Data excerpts
* * * * *

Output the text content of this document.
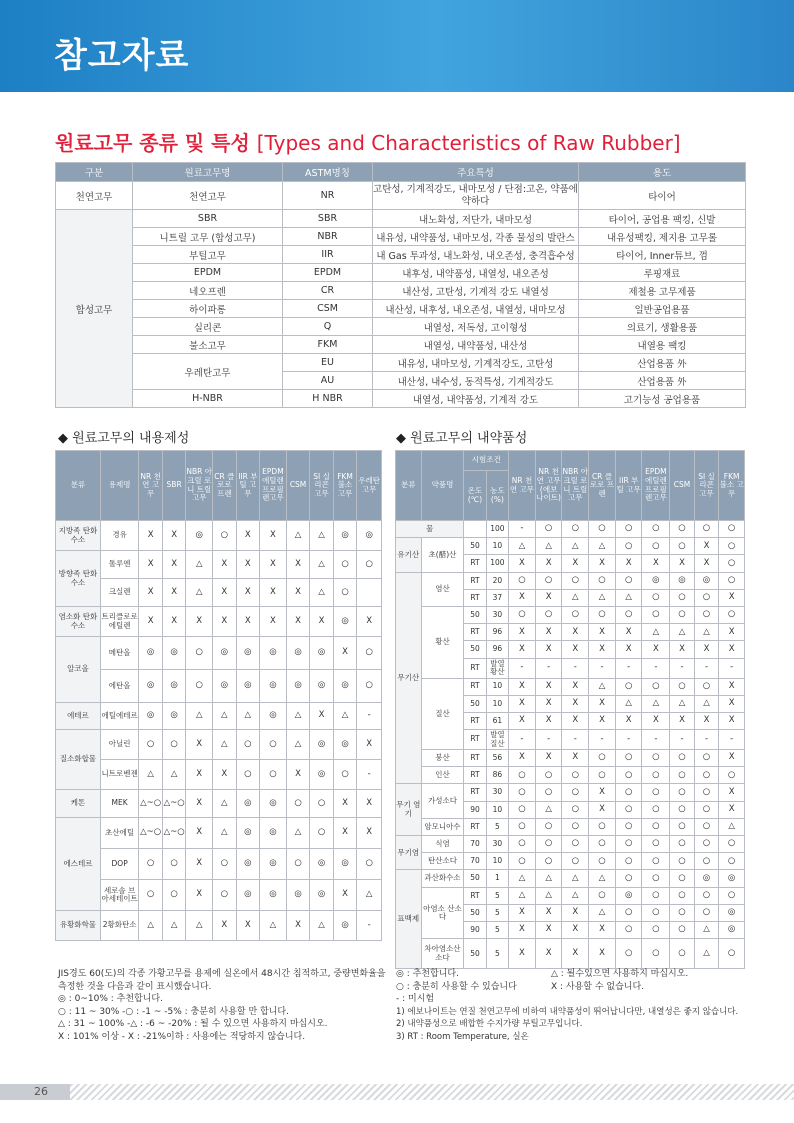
참고자료
원료고무 종류 및 특성 [Types and Characteristics of Raw Rubber]
구분	원료고무명	ASTM명칭	주요특성	용도
천연고무	천연고무	NR	고탄성, 기계적강도, 내마모성 / 단점:고온, 약품에 약하다	타이어
합성고무	SBR	SBR	내노화성, 저단가, 내마모성	타이어, 공업용 팩킹, 신발
	니트릴 고무 (합성고무)	NBR	내유성, 내약품성, 내마모성, 각종 물성의 발란스	내유성팩킹, 제지용 고무롤
	부틸고무	IIR	내 Gas 투과성, 내노화성, 내오존성, 충격흡수성	타이어, Inner튜브, 껌
	EPDM	EPDM	내후성, 내약품성, 내열성, 내오존성	루핑재료
	네오프렌	CR	내산성, 고탄성, 기계적 강도 내열성	제철용 고무제품
	하이파롱	CSM	내산성, 내후성, 내오존성, 내열성, 내마모성	일반공업용품
	실리콘	Q	내열성, 저독성, 고이형성	의료기, 생활용품
	불소고무	FKM	내열성, 내약품성, 내산성	내열용 팩킹
	우레탄고무	EU	내유성, 내마모성, 기계적강도, 고탄성	산업용품 外
		AU	내산성, 내수성, 동적특성, 기계적강도	산업용품 外
	H-NBR	H NBR	내열성, 내약품성, 기계적 강도	고기능성 공업용품
◆ 원료고무의 내용제성	◆ 원료고무의 내약품성
분류	용제명	NR 천연 고무	SBR	NBR 아크릴 로니 트릴 고무	CR 클로로 프렌	IIR 부틸 고무	EPDM 에틸렌 프로필 렌고무	CSM	SI 실리콘 고무	FKM 불소 고무	우레탄 고무
지방족 탄화수소	경유	X	X	◎	○	X	X	△	△	◎	◎
방향족 탄화수소	톨루엔	X	X	△	X	X	X	X	△	○	○
	크실렌	X	X	△	X	X	X	X	△	○	
염소화 탄화수소	트리클로로 에틸렌	X	X	X	X	X	X	X	X	◎	X
알코올	메탄올	◎	◎	○	◎	◎	◎	◎	◎	X	○
	에탄올	◎	◎	○	◎	◎	◎	◎	◎	◎	○
에테르	에틸에테르	◎	◎	△	△	△	◎	△	X	△	-
질소화합물	아닐린	○	○	X	△	○	○	△	◎	◎	X
	니트로벤젠	△	△	X	X	○	○	X	◎	○	-
케톤	MEK	△~○	△~○	X	△	◎	◎	○	○	X	X
에스테르	초산에틸	△~○	△~○	X	△	◎	◎	△	○	X	X
	DOP	○	○	X	○	◎	◎	○	◎	◎	○
	세로솔 브아세테이트	○	○	X	○	◎	◎	◎	◎	X	△
유황화학물	2황화탄소	△	△	△	X	X	△	X	△	◎	-
분류	약품명	시험조건		NR 천연 고무	NR 천연 고무 (에보 나이트)	NBR 아크릴 로니 트릴 고무	CR 클로로 프렌	IIR 부틸 고무	EPDM 에틸렌 프로필 렌고무	CSM	SI 실리콘 고무	FKM 불소 고무
		온도 (℃)	농도 (%)									
물			100	-	○	○	○	○	○	○	○	○
유기산	초(醋)산	50	10	△	△	△	△	○	○	○	X	○
		RT	100	X	X	X	X	X	X	X	X	○
무기산	염산	RT	20	○	○	○	○	○	◎	◎	◎	○
		RT	37	X	X	△	△	△	○	○	○	X
	황산	50	30	○	○	○	○	○	○	○	○	○
		RT	96	X	X	X	X	X	△	△	△	X
		50	96	X	X	X	X	X	X	X	X	X
		RT	발열 황산	-	-	-	-	-	-	-	-	-
	질산	RT	10	X	X	X	△	○	○	○	○	X
		50	10	X	X	X	X	△	△	△	△	X
		RT	61	X	X	X	X	X	X	X	X	X
		RT	발열 질산	-	-	-	-	-	-	-	-	-
	붕산	RT	56	X	X	X	○	○	○	○	○	X
	인산	RT	86	○	○	○	○	○	○	○	○	○
무기 염기	가성소다	RT	30	○	○	○	X	○	○	○	○	X
		90	10	○	△	○	X	○	○	○	○	X
	암모니아수	RT	5	○	○	○	○	○	○	○	○	△
무기염	식염	70	30	○	○	○	○	○	○	○	○	○
	탄산소다	70	10	○	○	○	○	○	○	○	○	○
표백제	과산화수소	50	1	△	△	△	△	○	○	○	◎	◎
	아염소 산소다	RT	5	△	△	△	○	◎	○	○	○	○
		50	5	X	X	X	△	○	○	○	○	◎
		90	5	X	X	X	X	○	○	○	△	◎
	차아염소산 소다	50	5	X	X	X	X	○	○	○	△	○
JIS경도 60(도)의 각종 가황고무를 용제에 실온에서 48시간 침적하고, 중량변화율을
측정한 것을 다음과 같이 표시했습니다.
◎ : 0~10% : 추천합니다.
○ : 11 ~ 30% -○ : -1 ~ -5% : 충분히 사용할 만 합니다.
△ : 31 ~ 100% -△ : -6 ~ -20% : 될 수 있으면 사용하지 마십시오.
X : 101% 이상 - X : -21%이하 : 사용에는 적당하지 않습니다.
◎ : 추천합니다.	△ : 될수있으면 사용하지 마십시오.
○ : 충분히 사용할 수 있습니다	X : 사용할 수 없습니다.
- : 미시험
1) 에보나이트는 연질 천연고무에 비하여 내약품성이 뛰어납니다만, 내열성은 좋지 않습니다.
2) 내약품성으로 배합한 수지가량 부틸고무입니다.
3) RT : Room Temperature, 실온
26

* * * * *

> DIRECTIVE:
Wherever the string "탄화수소" appears in the entries above, list that line.

> SOLUTION TO THIS EXERCISE:
지방족 탄화수소	경유	X	X	◎	○	X	X	△	△	◎	◎
방향족 탄화수소	톨루엔	X	X	△	X	X	X	X	△	○	○
염소화 탄화수소	트리클로로 에틸렌	X	X	X	X	X	X	X	X	◎	X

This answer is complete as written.